- _Instructions to follow_: Quote every line of the material beneath this one.

- _Listing_:
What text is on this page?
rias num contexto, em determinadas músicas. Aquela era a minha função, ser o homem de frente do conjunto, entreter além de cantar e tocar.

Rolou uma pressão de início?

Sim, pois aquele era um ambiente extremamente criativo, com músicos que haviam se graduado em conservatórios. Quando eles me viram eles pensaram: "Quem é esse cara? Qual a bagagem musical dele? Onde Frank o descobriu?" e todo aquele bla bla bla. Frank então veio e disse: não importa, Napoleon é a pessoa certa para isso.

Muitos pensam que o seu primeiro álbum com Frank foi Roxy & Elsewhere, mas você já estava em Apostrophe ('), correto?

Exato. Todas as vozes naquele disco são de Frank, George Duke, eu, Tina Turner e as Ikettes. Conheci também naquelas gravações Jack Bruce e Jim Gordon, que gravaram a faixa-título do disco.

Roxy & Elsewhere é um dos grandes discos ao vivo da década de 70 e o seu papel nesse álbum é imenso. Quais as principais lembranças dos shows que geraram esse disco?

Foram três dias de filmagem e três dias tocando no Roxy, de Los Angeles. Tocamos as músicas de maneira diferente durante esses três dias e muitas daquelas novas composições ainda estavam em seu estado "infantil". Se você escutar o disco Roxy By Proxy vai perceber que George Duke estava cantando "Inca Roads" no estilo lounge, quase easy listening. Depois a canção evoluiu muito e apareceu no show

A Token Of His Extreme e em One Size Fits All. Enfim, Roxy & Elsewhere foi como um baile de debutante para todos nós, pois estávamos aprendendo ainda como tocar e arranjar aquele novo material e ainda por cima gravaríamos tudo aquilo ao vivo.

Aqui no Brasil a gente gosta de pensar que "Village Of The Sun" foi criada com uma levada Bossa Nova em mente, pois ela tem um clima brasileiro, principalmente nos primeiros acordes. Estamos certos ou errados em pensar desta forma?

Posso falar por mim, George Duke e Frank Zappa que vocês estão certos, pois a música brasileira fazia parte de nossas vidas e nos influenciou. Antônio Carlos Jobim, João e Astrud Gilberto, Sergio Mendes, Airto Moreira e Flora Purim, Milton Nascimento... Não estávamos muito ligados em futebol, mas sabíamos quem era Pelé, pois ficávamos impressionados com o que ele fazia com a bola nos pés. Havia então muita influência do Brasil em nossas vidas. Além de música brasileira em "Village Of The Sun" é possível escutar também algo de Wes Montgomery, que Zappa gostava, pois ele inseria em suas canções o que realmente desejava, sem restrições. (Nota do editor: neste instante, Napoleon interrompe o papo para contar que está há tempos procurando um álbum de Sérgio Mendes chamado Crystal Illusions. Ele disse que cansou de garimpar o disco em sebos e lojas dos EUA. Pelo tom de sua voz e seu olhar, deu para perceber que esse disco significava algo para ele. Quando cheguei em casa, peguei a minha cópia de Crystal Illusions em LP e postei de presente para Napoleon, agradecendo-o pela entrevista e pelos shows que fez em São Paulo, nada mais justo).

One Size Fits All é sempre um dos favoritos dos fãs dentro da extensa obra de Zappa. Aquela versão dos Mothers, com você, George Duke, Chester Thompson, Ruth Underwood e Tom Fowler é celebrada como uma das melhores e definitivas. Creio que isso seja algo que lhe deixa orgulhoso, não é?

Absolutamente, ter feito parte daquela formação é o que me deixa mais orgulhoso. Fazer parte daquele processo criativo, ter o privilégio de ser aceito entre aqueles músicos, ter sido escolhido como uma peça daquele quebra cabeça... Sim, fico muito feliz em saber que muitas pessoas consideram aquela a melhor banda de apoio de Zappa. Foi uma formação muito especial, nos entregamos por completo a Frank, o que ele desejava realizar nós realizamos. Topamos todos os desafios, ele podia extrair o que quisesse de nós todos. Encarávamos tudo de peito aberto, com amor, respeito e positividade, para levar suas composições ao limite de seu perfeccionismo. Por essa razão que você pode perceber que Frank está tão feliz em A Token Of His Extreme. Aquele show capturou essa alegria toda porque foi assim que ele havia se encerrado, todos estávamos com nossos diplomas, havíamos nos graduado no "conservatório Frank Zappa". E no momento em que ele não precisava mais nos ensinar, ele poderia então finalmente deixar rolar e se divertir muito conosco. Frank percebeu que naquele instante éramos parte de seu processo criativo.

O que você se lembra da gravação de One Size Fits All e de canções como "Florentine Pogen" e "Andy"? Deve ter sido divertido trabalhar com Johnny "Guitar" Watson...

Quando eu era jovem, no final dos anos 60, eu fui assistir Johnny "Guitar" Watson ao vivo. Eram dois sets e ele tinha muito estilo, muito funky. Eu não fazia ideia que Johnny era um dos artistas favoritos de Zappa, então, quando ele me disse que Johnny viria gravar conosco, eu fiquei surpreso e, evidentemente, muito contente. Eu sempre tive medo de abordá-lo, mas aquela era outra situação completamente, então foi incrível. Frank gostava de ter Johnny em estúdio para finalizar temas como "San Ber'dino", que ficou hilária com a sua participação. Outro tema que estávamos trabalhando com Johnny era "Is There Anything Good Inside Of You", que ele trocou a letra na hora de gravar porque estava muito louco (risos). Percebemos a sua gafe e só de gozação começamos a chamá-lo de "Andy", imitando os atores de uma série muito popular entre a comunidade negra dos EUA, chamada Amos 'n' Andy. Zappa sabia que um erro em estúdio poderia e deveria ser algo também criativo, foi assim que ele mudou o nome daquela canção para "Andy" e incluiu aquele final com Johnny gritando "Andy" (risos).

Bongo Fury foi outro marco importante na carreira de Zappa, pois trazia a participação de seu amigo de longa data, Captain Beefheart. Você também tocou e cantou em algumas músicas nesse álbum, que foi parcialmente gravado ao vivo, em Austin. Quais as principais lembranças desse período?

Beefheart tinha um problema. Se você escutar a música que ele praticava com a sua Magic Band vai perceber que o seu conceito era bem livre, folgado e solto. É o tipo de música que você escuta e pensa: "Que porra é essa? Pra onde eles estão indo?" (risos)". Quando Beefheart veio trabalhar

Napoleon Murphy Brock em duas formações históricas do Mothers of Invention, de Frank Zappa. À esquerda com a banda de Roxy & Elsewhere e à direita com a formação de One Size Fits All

- _Solution for this problem_:
What text is on this page?
rias num contexto, em determinadas músicas. Aquela era a minha função, ser o homem de frente do conjunto, entreter além de cantar e tocar.

Rolou uma pressão de início?

Sim, pois aquele era um ambiente extremamente criativo, com músicos que haviam se graduado em conservatórios. Quando eles me viram eles pensaram: "Quem é esse cara? Qual a bagagem musical dele? Onde Frank o descobriu?" e todo aquele bla bla bla. Frank então veio e disse: não importa, Napoleon é a pessoa certa para isso.

Muitos pensam que o seu primeiro álbum com Frank foi Roxy & Elsewhere, mas você já estava em Apostrophe ('), correto?

Exato. Todas as vozes naquele disco são de Frank, George Duke, eu, Tina Turner e as Ikettes. Conheci também naquelas gravações Jack Bruce e Jim Gordon, que gravaram a faixa-título do disco.

Roxy & Elsewhere é um dos grandes discos ao vivo da década de 70 e o seu papel nesse álbum é imenso. Quais as principais lembranças dos shows que geraram esse disco?

Foram três dias de filmagem e três dias tocando no Roxy, de Los Angeles. Tocamos as músicas de maneira diferente durante esses três dias e muitas daquelas novas composições ainda estavam em seu estado "infantil". Se você escutar o disco Roxy By Proxy vai perceber que George Duke estava cantando "Inca Roads" no estilo lounge, quase easy listening. Depois a canção evoluiu muito e apareceu no show

A Token Of His Extreme e em One Size Fits All. Enfim, Roxy & Elsewhere foi como um baile de debutante para todos nós, pois estávamos aprendendo ainda como tocar e arranjar aquele novo material e ainda por cima gravaríamos tudo aquilo ao vivo.

Aqui no Brasil a gente gosta de pensar que "Village Of The Sun" foi criada com uma levada Bossa Nova em mente, pois ela tem um clima brasileiro, principalmente nos primeiros acordes. Estamos certos ou errados em pensar desta forma?

Posso falar por mim, George Duke e Frank Zappa que vocês estão certos, pois a música brasileira fazia parte de nossas vidas e nos influenciou. Antônio Carlos Jobim, João e Astrud Gilberto, Sergio Mendes, Airto Moreira e Flora Purim, Milton Nascimento... Não estávamos muito ligados em futebol, mas sabíamos quem era Pelé, pois ficávamos impressionados com o que ele fazia com a bola nos pés. Havia então muita influência do Brasil em nossas vidas. Além de música brasileira em "Village Of The Sun" é possível escutar também algo de Wes Montgomery, que Zappa gostava, pois ele inseria em suas canções o que realmente desejava, sem restrições. (Nota do editor: neste instante, Napoleon interrompe o papo para contar que está há tempos procurando um álbum de Sérgio Mendes chamado Crystal Illusions. Ele disse que cansou de garimpar o disco em sebos e lojas dos EUA. Pelo tom de sua voz e seu olhar, deu para perceber que esse disco significava algo para ele. Quando cheguei em casa, peguei a minha cópia de Crystal Illusions em LP e postei de presente para Napoleon, agradecendo-o pela entrevista e pelos shows que fez em São Paulo, nada mais justo).

One Size Fits All é sempre um dos favoritos dos fãs dentro da extensa obra de Zappa. Aquela versão dos Mothers, com você, George Duke, Chester Thompson, Ruth Underwood e Tom Fowler é celebrada como uma das melhores e definitivas. Creio que isso seja algo que lhe deixa orgulhoso, não é?

Absolutamente, ter feito parte daquela formação é o que me deixa mais orgulhoso. Fazer parte daquele processo criativo, ter o privilégio de ser aceito entre aqueles músicos, ter sido escolhido como uma peça daquele quebra cabeça... Sim, fico muito feliz em saber que muitas pessoas consideram aquela a melhor banda de apoio de Zappa. Foi uma formação muito especial, nos entregamos por completo a Frank, o que ele desejava realizar nós realizamos. Topamos todos os desafios, ele podia extrair o que quisesse de nós todos. Encarávamos tudo de peito aberto, com amor, respeito e positividade, para levar suas composições ao limite de seu perfeccionismo. Por essa razão que você pode perceber que Frank está tão feliz em A Token Of His Extreme. Aquele show capturou essa alegria toda porque foi assim que ele havia se encerrado, todos estávamos com nossos diplomas, havíamos nos graduado no "conservatório Frank Zappa". E no momento em que ele não precisava mais nos ensinar, ele poderia então finalmente deixar rolar e se divertir muito conosco. Frank percebeu que naquele instante éramos parte de seu processo criativo.

O que você se lembra da gravação de One Size Fits All e de canções como "Florentine Pogen" e "Andy"? Deve ter sido divertido trabalhar com Johnny "Guitar" Watson...

Quando eu era jovem, no final dos anos 60, eu fui assistir Johnny "Guitar" Watson ao vivo. Eram dois sets e ele tinha muito estilo, muito funky. Eu não fazia ideia que Johnny era um dos artistas favoritos de Zappa, então, quando ele me disse que Johnny viria gravar conosco, eu fiquei surpreso e, evidentemente, muito contente. Eu sempre tive medo de abordá-lo, mas aquela era outra situação completamente, então foi incrível. Frank gostava de ter Johnny em estúdio para finalizar temas como "San Ber'dino", que ficou hilária com a sua participação. Outro tema que estávamos trabalhando com Johnny era "Is There Anything Good Inside Of You", que ele trocou a letra na hora de gravar porque estava muito louco (risos). Percebemos a sua gafe e só de gozação começamos a chamá-lo de "Andy", imitando os atores de uma série muito popular entre a comunidade negra dos EUA, chamada Amos 'n' Andy. Zappa sabia que um erro em estúdio poderia e deveria ser algo também criativo, foi assim que ele mudou o nome daquela canção para "Andy" e incluiu aquele final com Johnny gritando "Andy" (risos).

Bongo Fury foi outro marco importante na carreira de Zappa, pois trazia a participação de seu amigo de longa data, Captain Beefheart. Você também tocou e cantou em algumas músicas nesse álbum, que foi parcialmente gravado ao vivo, em Austin. Quais as principais lembranças desse período?

Beefheart tinha um problema. Se você escutar a música que ele praticava com a sua Magic Band vai perceber que o seu conceito era bem livre, folgado e solto. É o tipo de música que você escuta e pensa: "Que porra é essa? Pra onde eles estão indo?" (risos)". Quando Beefheart veio trabalhar

Napoleon Murphy Brock em duas formações históricas do Mothers of Invention, de Frank Zappa. À esquerda com a banda de Roxy & Elsewhere e à direita com a formação de One Size Fits All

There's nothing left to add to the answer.